**Data for this task:**

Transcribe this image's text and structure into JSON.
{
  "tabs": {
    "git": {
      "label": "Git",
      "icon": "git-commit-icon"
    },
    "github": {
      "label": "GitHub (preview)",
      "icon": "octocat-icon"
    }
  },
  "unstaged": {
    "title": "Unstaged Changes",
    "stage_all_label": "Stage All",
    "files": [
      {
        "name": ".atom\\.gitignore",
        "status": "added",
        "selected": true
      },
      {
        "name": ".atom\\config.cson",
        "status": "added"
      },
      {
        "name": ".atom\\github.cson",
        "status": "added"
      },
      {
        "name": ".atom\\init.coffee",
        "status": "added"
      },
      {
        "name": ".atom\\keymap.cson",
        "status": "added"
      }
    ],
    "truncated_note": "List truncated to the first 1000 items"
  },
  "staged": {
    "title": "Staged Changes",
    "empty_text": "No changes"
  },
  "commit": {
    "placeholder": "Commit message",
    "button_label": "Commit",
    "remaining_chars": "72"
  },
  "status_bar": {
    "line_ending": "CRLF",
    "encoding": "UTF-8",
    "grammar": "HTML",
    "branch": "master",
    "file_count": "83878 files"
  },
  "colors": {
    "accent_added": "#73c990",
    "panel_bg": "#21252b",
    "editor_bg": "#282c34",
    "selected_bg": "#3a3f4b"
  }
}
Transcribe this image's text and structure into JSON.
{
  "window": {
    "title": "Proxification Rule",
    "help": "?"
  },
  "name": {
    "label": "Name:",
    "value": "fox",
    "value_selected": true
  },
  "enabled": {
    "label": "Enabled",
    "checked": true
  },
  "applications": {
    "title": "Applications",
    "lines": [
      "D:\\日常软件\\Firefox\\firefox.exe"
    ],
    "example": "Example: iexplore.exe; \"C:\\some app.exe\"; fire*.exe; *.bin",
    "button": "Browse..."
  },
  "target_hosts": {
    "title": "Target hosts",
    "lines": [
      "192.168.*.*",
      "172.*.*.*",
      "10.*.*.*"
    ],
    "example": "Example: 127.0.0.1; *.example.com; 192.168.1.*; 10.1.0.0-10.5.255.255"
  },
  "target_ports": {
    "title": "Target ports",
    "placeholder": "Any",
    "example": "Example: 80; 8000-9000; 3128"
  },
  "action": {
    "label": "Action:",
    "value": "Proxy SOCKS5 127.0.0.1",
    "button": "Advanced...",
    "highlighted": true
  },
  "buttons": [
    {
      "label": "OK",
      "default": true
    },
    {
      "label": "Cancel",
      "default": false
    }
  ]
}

**Goal:** Give all the records again. Match them exactly.

**Answer below:**
Transcribe this image's text and structure into JSON.
{
  "tabs": {
    "git": {
      "label": "Git",
      "icon": "git-commit-icon"
    },
    "github": {
      "label": "GitHub (preview)",
      "icon": "octocat-icon"
    }
  },
  "unstaged": {
    "title": "Unstaged Changes",
    "stage_all_label": "Stage All",
    "files": [
      {
        "name": ".atom\\.gitignore",
        "status": "added",
        "selected": true
      },
      {
        "name": ".atom\\config.cson",
        "status": "added"
      },
      {
        "name": ".atom\\github.cson",
        "status": "added"
      },
      {
        "name": ".atom\\init.coffee",
        "status": "added"
      },
      {
        "name": ".atom\\keymap.cson",
        "status": "added"
      }
    ],
    "truncated_note": "List truncated to the first 1000 items"
  },
  "staged": {
    "title": "Staged Changes",
    "empty_text": "No changes"
  },
  "commit": {
    "placeholder": "Commit message",
    "button_label": "Commit",
    "remaining_chars": "72"
  },
  "status_bar": {
    "line_ending": "CRLF",
    "encoding": "UTF-8",
    "grammar": "HTML",
    "branch": "master",
    "file_count": "83878 files"
  },
  "colors": {
    "accent_added": "#73c990",
    "panel_bg": "#21252b",
    "editor_bg": "#282c34",
    "selected_bg": "#3a3f4b"
  }
}
Transcribe this image's text and structure into JSON.
{
  "window": {
    "title": "Proxification Rule",
    "help": "?"
  },
  "name": {
    "label": "Name:",
    "value": "fox",
    "value_selected": true
  },
  "enabled": {
    "label": "Enabled",
    "checked": true
  },
  "applications": {
    "title": "Applications",
    "lines": [
      "D:\\日常软件\\Firefox\\firefox.exe"
    ],
    "example": "Example: iexplore.exe; \"C:\\some app.exe\"; fire*.exe; *.bin",
    "button": "Browse..."
  },
  "target_hosts": {
    "title": "Target hosts",
    "lines": [
      "192.168.*.*",
      "172.*.*.*",
      "10.*.*.*"
    ],
    "example": "Example: 127.0.0.1; *.example.com; 192.168.1.*; 10.1.0.0-10.5.255.255"
  },
  "target_ports": {
    "title": "Target ports",
    "placeholder": "Any",
    "example": "Example: 80; 8000-9000; 3128"
  },
  "action": {
    "label": "Action:",
    "value": "Proxy SOCKS5 127.0.0.1",
    "button": "Advanced...",
    "highlighted": true
  },
  "buttons": [
    {
      "label": "OK",
      "default": true
    },
    {
      "label": "Cancel",
      "default": false
    }
  ]
}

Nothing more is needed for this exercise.